| Written task |
With the pictures omitted, write out the entries that follow exactly as they stand.

| Extracted information |
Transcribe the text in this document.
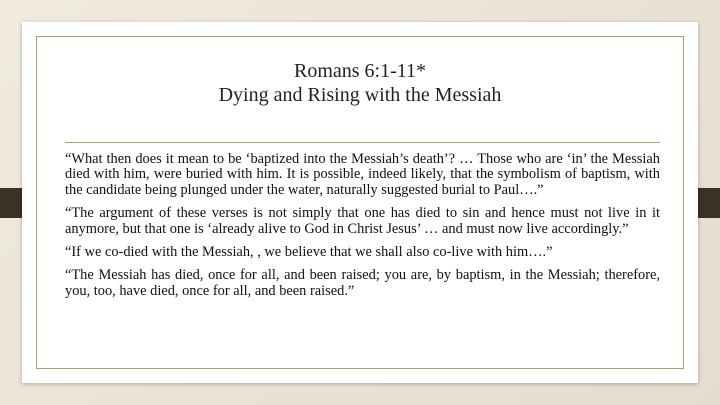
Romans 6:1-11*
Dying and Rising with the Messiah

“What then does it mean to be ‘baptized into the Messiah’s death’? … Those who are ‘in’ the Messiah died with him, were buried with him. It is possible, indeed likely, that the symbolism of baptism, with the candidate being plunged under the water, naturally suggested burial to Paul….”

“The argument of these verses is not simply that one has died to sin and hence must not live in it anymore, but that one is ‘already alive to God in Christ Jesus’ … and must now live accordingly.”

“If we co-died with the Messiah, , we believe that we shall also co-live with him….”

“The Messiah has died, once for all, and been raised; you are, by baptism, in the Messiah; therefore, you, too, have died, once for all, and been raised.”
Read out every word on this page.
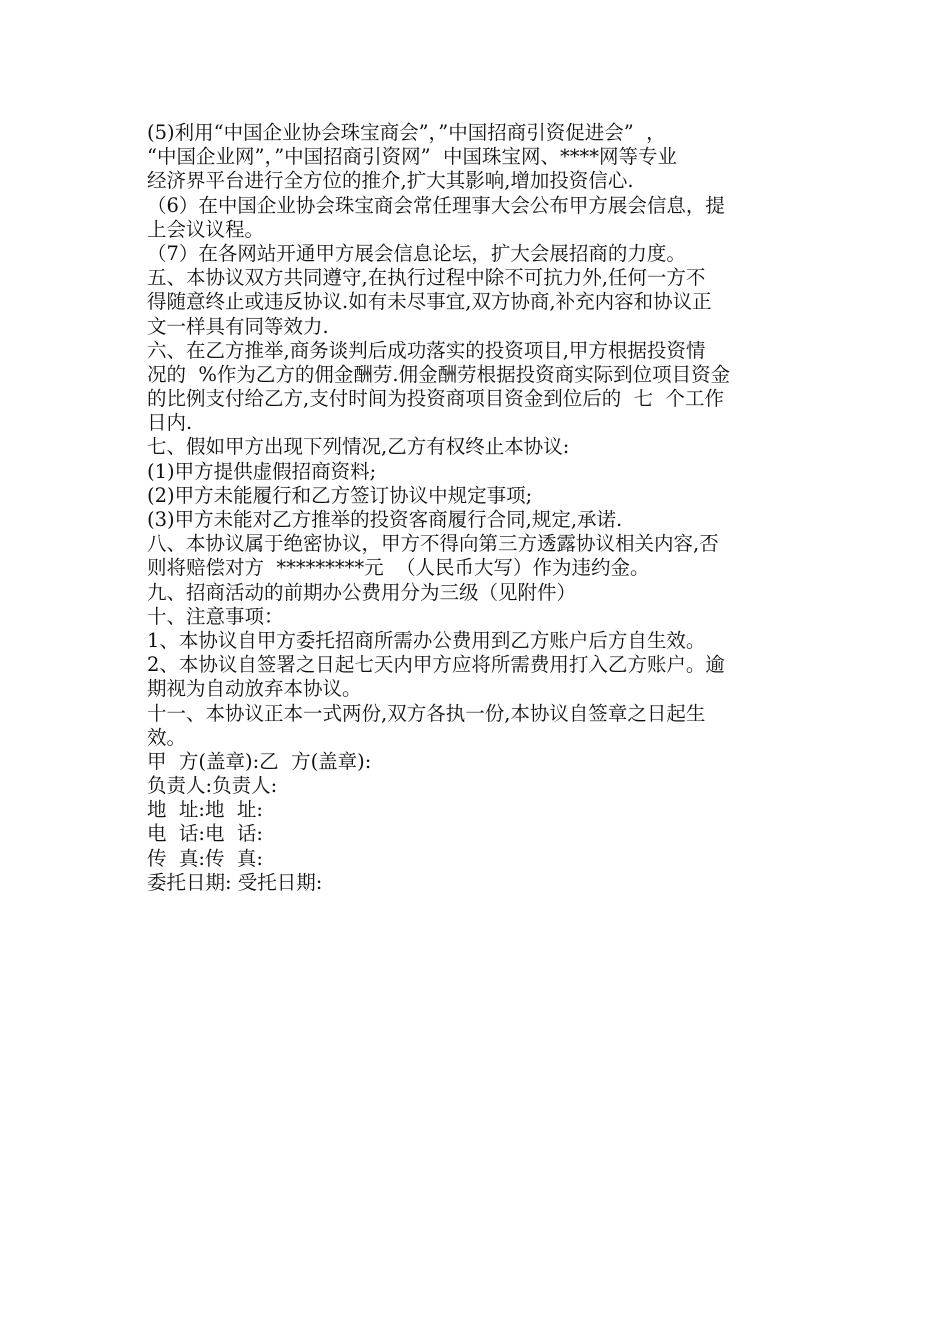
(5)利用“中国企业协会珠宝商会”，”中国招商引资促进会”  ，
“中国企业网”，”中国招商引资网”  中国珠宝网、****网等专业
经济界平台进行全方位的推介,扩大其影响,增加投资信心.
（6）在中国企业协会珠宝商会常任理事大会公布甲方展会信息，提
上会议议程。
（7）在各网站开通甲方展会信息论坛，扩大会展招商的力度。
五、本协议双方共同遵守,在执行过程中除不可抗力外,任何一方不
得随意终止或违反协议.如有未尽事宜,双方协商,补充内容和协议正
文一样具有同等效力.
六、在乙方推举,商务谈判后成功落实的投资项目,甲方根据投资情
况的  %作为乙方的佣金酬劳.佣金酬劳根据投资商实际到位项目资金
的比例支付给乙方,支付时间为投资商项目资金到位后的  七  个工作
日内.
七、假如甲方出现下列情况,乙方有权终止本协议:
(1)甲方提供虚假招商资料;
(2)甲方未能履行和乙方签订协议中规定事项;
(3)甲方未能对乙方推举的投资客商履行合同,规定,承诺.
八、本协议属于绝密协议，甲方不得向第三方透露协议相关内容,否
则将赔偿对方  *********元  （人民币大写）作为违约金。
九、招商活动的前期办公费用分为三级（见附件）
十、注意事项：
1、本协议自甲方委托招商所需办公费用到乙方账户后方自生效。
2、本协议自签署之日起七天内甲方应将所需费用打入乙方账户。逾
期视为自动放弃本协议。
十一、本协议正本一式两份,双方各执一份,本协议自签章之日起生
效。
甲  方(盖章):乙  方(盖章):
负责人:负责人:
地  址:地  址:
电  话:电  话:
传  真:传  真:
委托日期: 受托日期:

| Correct response |
Transcribe the text in this document.
Romans 6:1-11*
Dying and Rising with the Messiah

“What then does it mean to be ‘baptized into the Messiah’s death’? … Those who are ‘in’ the Messiah died with him, were buried with him. It is possible, indeed likely, that the symbolism of baptism, with the candidate being plunged under the water, naturally suggested burial to Paul….”

“The argument of these verses is not simply that one has died to sin and hence must not live in it anymore, but that one is ‘already alive to God in Christ Jesus’ … and must now live accordingly.”

“If we co-died with the Messiah, , we believe that we shall also co-live with him….”

“The Messiah has died, once for all, and been raised; you are, by baptism, in the Messiah; therefore, you, too, have died, once for all, and been raised.”
Read out every word on this page.
(5)利用“中国企业协会珠宝商会”，”中国招商引资促进会”  ，
“中国企业网”，”中国招商引资网”  中国珠宝网、****网等专业
经济界平台进行全方位的推介,扩大其影响,增加投资信心.
（6）在中国企业协会珠宝商会常任理事大会公布甲方展会信息，提
上会议议程。
（7）在各网站开通甲方展会信息论坛，扩大会展招商的力度。
五、本协议双方共同遵守,在执行过程中除不可抗力外,任何一方不
得随意终止或违反协议.如有未尽事宜,双方协商,补充内容和协议正
文一样具有同等效力.
六、在乙方推举,商务谈判后成功落实的投资项目,甲方根据投资情
况的  %作为乙方的佣金酬劳.佣金酬劳根据投资商实际到位项目资金
的比例支付给乙方,支付时间为投资商项目资金到位后的  七  个工作
日内.
七、假如甲方出现下列情况,乙方有权终止本协议:
(1)甲方提供虚假招商资料;
(2)甲方未能履行和乙方签订协议中规定事项;
(3)甲方未能对乙方推举的投资客商履行合同,规定,承诺.
八、本协议属于绝密协议，甲方不得向第三方透露协议相关内容,否
则将赔偿对方  *********元  （人民币大写）作为违约金。
九、招商活动的前期办公费用分为三级（见附件）
十、注意事项：
1、本协议自甲方委托招商所需办公费用到乙方账户后方自生效。
2、本协议自签署之日起七天内甲方应将所需费用打入乙方账户。逾
期视为自动放弃本协议。
十一、本协议正本一式两份,双方各执一份,本协议自签章之日起生
效。
甲  方(盖章):乙  方(盖章):
负责人:负责人:
地  址:地  址:
电  话:电  话:
传  真:传  真:
委托日期: 受托日期:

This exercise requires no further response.